> **WHAT IS ASKED**: Write out the listing exactly as it is given.

::::::::::

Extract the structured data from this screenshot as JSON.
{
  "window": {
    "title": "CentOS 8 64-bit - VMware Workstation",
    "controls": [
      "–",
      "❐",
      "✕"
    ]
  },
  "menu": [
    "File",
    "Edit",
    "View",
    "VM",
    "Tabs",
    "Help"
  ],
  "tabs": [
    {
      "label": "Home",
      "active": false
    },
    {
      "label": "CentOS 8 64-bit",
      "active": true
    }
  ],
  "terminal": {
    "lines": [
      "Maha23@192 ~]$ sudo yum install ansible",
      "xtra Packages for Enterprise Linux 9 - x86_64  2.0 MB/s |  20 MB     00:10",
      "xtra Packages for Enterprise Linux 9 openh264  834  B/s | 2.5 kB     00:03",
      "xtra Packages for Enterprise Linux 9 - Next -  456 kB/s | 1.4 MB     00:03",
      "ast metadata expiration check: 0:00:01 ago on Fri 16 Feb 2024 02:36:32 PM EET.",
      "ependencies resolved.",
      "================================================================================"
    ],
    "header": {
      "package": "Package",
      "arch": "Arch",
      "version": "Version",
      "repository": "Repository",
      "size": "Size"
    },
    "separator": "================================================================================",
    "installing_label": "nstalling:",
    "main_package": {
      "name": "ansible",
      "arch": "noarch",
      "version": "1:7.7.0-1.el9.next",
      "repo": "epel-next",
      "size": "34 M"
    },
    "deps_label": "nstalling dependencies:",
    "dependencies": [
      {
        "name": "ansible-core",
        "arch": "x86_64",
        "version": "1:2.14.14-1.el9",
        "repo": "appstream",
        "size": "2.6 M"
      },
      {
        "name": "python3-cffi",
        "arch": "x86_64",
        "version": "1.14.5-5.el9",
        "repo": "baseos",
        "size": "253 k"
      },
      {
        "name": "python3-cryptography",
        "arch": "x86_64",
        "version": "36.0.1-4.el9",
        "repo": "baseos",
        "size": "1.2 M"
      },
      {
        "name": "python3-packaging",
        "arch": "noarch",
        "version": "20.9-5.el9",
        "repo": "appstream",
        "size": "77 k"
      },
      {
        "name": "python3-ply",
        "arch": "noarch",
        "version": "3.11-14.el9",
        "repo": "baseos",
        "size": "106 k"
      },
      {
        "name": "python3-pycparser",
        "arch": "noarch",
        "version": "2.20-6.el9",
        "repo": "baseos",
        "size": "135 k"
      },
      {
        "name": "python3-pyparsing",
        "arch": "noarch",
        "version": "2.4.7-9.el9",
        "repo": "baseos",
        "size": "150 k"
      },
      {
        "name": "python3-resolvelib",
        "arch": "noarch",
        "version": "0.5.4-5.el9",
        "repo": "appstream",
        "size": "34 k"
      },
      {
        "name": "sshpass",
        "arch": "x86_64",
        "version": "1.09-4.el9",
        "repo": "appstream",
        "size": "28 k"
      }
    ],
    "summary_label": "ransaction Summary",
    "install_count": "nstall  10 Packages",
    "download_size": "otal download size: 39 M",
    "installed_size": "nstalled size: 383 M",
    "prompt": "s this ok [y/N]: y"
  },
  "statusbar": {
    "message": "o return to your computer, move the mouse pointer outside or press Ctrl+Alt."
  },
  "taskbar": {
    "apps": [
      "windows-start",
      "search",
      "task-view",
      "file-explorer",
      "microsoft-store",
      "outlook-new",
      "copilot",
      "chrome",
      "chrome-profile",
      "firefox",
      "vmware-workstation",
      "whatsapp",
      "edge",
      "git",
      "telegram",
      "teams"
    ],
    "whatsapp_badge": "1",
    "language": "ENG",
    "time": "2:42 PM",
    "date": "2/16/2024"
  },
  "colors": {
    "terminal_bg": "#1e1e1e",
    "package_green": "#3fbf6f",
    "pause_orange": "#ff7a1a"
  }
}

::::::::::

> **EXERCISE ANSWER**:
Extract the structured data from this screenshot as JSON.
{
  "window": {
    "title": "CentOS 8 64-bit - VMware Workstation",
    "controls": [
      "–",
      "❐",
      "✕"
    ]
  },
  "menu": [
    "File",
    "Edit",
    "View",
    "VM",
    "Tabs",
    "Help"
  ],
  "tabs": [
    {
      "label": "Home",
      "active": false
    },
    {
      "label": "CentOS 8 64-bit",
      "active": true
    }
  ],
  "terminal": {
    "lines": [
      "Maha23@192 ~]$ sudo yum install ansible",
      "xtra Packages for Enterprise Linux 9 - x86_64  2.0 MB/s |  20 MB     00:10",
      "xtra Packages for Enterprise Linux 9 openh264  834  B/s | 2.5 kB     00:03",
      "xtra Packages for Enterprise Linux 9 - Next -  456 kB/s | 1.4 MB     00:03",
      "ast metadata expiration check: 0:00:01 ago on Fri 16 Feb 2024 02:36:32 PM EET.",
      "ependencies resolved.",
      "================================================================================"
    ],
    "header": {
      "package": "Package",
      "arch": "Arch",
      "version": "Version",
      "repository": "Repository",
      "size": "Size"
    },
    "separator": "================================================================================",
    "installing_label": "nstalling:",
    "main_package": {
      "name": "ansible",
      "arch": "noarch",
      "version": "1:7.7.0-1.el9.next",
      "repo": "epel-next",
      "size": "34 M"
    },
    "deps_label": "nstalling dependencies:",
    "dependencies": [
      {
        "name": "ansible-core",
        "arch": "x86_64",
        "version": "1:2.14.14-1.el9",
        "repo": "appstream",
        "size": "2.6 M"
      },
      {
        "name": "python3-cffi",
        "arch": "x86_64",
        "version": "1.14.5-5.el9",
        "repo": "baseos",
        "size": "253 k"
      },
      {
        "name": "python3-cryptography",
        "arch": "x86_64",
        "version": "36.0.1-4.el9",
        "repo": "baseos",
        "size": "1.2 M"
      },
      {
        "name": "python3-packaging",
        "arch": "noarch",
        "version": "20.9-5.el9",
        "repo": "appstream",
        "size": "77 k"
      },
      {
        "name": "python3-ply",
        "arch": "noarch",
        "version": "3.11-14.el9",
        "repo": "baseos",
        "size": "106 k"
      },
      {
        "name": "python3-pycparser",
        "arch": "noarch",
        "version": "2.20-6.el9",
        "repo": "baseos",
        "size": "135 k"
      },
      {
        "name": "python3-pyparsing",
        "arch": "noarch",
        "version": "2.4.7-9.el9",
        "repo": "baseos",
        "size": "150 k"
      },
      {
        "name": "python3-resolvelib",
        "arch": "noarch",
        "version": "0.5.4-5.el9",
        "repo": "appstream",
        "size": "34 k"
      },
      {
        "name": "sshpass",
        "arch": "x86_64",
        "version": "1.09-4.el9",
        "repo": "appstream",
        "size": "28 k"
      }
    ],
    "summary_label": "ransaction Summary",
    "install_count": "nstall  10 Packages",
    "download_size": "otal download size: 39 M",
    "installed_size": "nstalled size: 383 M",
    "prompt": "s this ok [y/N]: y"
  },
  "statusbar": {
    "message": "o return to your computer, move the mouse pointer outside or press Ctrl+Alt."
  },
  "taskbar": {
    "apps": [
      "windows-start",
      "search",
      "task-view",
      "file-explorer",
      "microsoft-store",
      "outlook-new",
      "copilot",
      "chrome",
      "chrome-profile",
      "firefox",
      "vmware-workstation",
      "whatsapp",
      "edge",
      "git",
      "telegram",
      "teams"
    ],
    "whatsapp_badge": "1",
    "language": "ENG",
    "time": "2:42 PM",
    "date": "2/16/2024"
  },
  "colors": {
    "terminal_bg": "#1e1e1e",
    "package_green": "#3fbf6f",
    "pause_orange": "#ff7a1a"
  }
}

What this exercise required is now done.